Listed entries –
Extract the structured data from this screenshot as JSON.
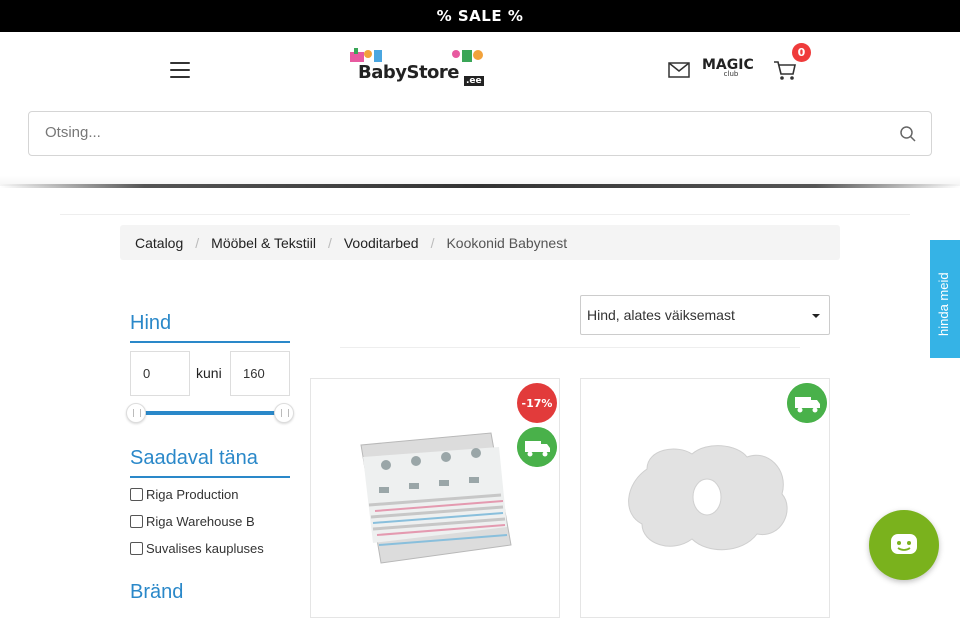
{
  "topbar": {
    "text": "% SALE %"
  },
  "header": {
    "logo_text": "BabyStore",
    "logo_domain": ".ee",
    "magic": {
      "title": "MAGIC",
      "sub": "club"
    },
    "cart_count": "0"
  },
  "search": {
    "placeholder": "Otsing..."
  },
  "breadcrumb": {
    "items": [
      "Catalog",
      "Mööbel & Tekstiil",
      "Vooditarbed"
    ],
    "current": "Kookonid Babynest"
  },
  "sort": {
    "selected": "Hind, alates väiksemast"
  },
  "filters": {
    "price_title": "Hind",
    "price_min": "0",
    "price_sep": "kuni",
    "price_max": "160",
    "availability_title": "Saadaval täna",
    "availability": [
      "Riga Production",
      "Riga Warehouse B",
      "Suvalises kaupluses"
    ],
    "brand_title": "Bränd"
  },
  "products": [
    {
      "discount": "-17%",
      "free_shipping": true
    },
    {
      "discount": "",
      "free_shipping": true
    }
  ],
  "side_tab": {
    "label": "hinda meid"
  },
  "colors": {
    "accent": "#2a88c9",
    "sale": "#e23b3b",
    "shipping": "#49b14a",
    "chat": "#7ab21d",
    "side_tab": "#35b3e6"
  }
}
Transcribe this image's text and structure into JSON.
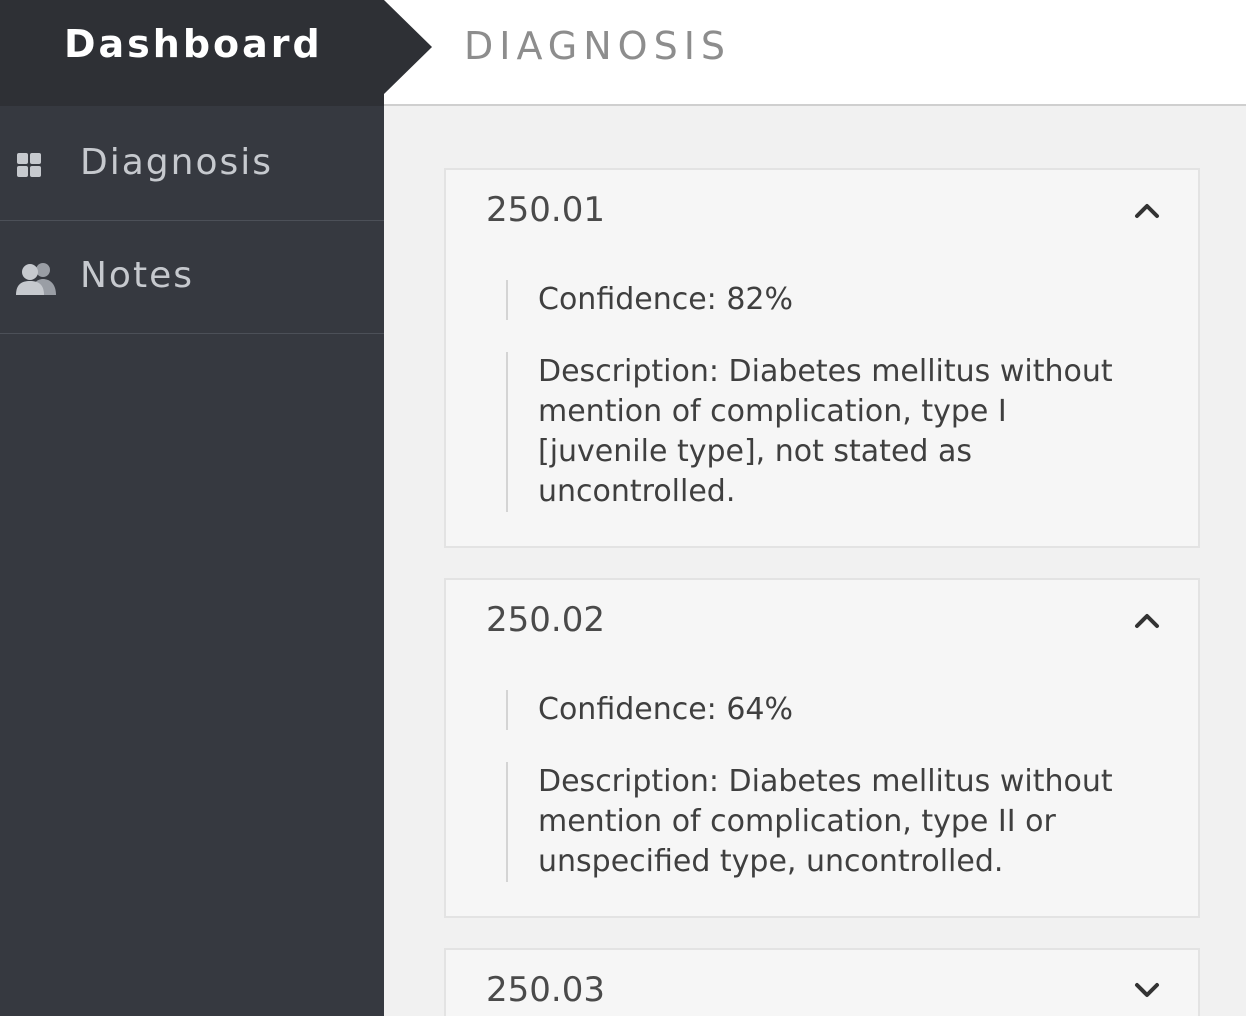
{
  "brand": {
    "title": "Dashboard"
  },
  "nav": {
    "items": [
      {
        "label": "Diagnosis",
        "icon": "grid-icon"
      },
      {
        "label": "Notes",
        "icon": "users-icon"
      }
    ]
  },
  "header": {
    "title": "DIAGNOSIS"
  },
  "diagnoses": [
    {
      "code": "250.01",
      "expanded": true,
      "confidence": "Confidence: 82%",
      "description": "Description: Diabetes mellitus without mention of complication, type I [juvenile type], not stated as uncontrolled."
    },
    {
      "code": "250.02",
      "expanded": true,
      "confidence": "Confidence: 64%",
      "description": "Description: Diabetes mellitus without mention of complication, type II or unspecified type, uncontrolled."
    },
    {
      "code": "250.03",
      "expanded": false
    }
  ],
  "colors": {
    "sidebar": "#363940",
    "brand": "#2e3035",
    "nav_text": "#c6c9ce",
    "title_gray": "#8d8d8d"
  }
}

Written task – Give all the lines above again, character for character, without pictures.

The completed task –
Extract the structured data from this screenshot as JSON.
{
  "topbar": {
    "text": "% SALE %"
  },
  "header": {
    "logo_text": "BabyStore",
    "logo_domain": ".ee",
    "magic": {
      "title": "MAGIC",
      "sub": "club"
    },
    "cart_count": "0"
  },
  "search": {
    "placeholder": "Otsing..."
  },
  "breadcrumb": {
    "items": [
      "Catalog",
      "Mööbel & Tekstiil",
      "Vooditarbed"
    ],
    "current": "Kookonid Babynest"
  },
  "sort": {
    "selected": "Hind, alates väiksemast"
  },
  "filters": {
    "price_title": "Hind",
    "price_min": "0",
    "price_sep": "kuni",
    "price_max": "160",
    "availability_title": "Saadaval täna",
    "availability": [
      "Riga Production",
      "Riga Warehouse B",
      "Suvalises kaupluses"
    ],
    "brand_title": "Bränd"
  },
  "products": [
    {
      "discount": "-17%",
      "free_shipping": true
    },
    {
      "discount": "",
      "free_shipping": true
    }
  ],
  "side_tab": {
    "label": "hinda meid"
  },
  "colors": {
    "accent": "#2a88c9",
    "sale": "#e23b3b",
    "shipping": "#49b14a",
    "chat": "#7ab21d",
    "side_tab": "#35b3e6"
  }
}
Transcribe this image's text and structure into JSON.
{
  "brand": {
    "title": "Dashboard"
  },
  "nav": {
    "items": [
      {
        "label": "Diagnosis",
        "icon": "grid-icon"
      },
      {
        "label": "Notes",
        "icon": "users-icon"
      }
    ]
  },
  "header": {
    "title": "DIAGNOSIS"
  },
  "diagnoses": [
    {
      "code": "250.01",
      "expanded": true,
      "confidence": "Confidence: 82%",
      "description": "Description: Diabetes mellitus without mention of complication, type I [juvenile type], not stated as uncontrolled."
    },
    {
      "code": "250.02",
      "expanded": true,
      "confidence": "Confidence: 64%",
      "description": "Description: Diabetes mellitus without mention of complication, type II or unspecified type, uncontrolled."
    },
    {
      "code": "250.03",
      "expanded": false
    }
  ],
  "colors": {
    "sidebar": "#363940",
    "brand": "#2e3035",
    "nav_text": "#c6c9ce",
    "title_gray": "#8d8d8d"
  }
}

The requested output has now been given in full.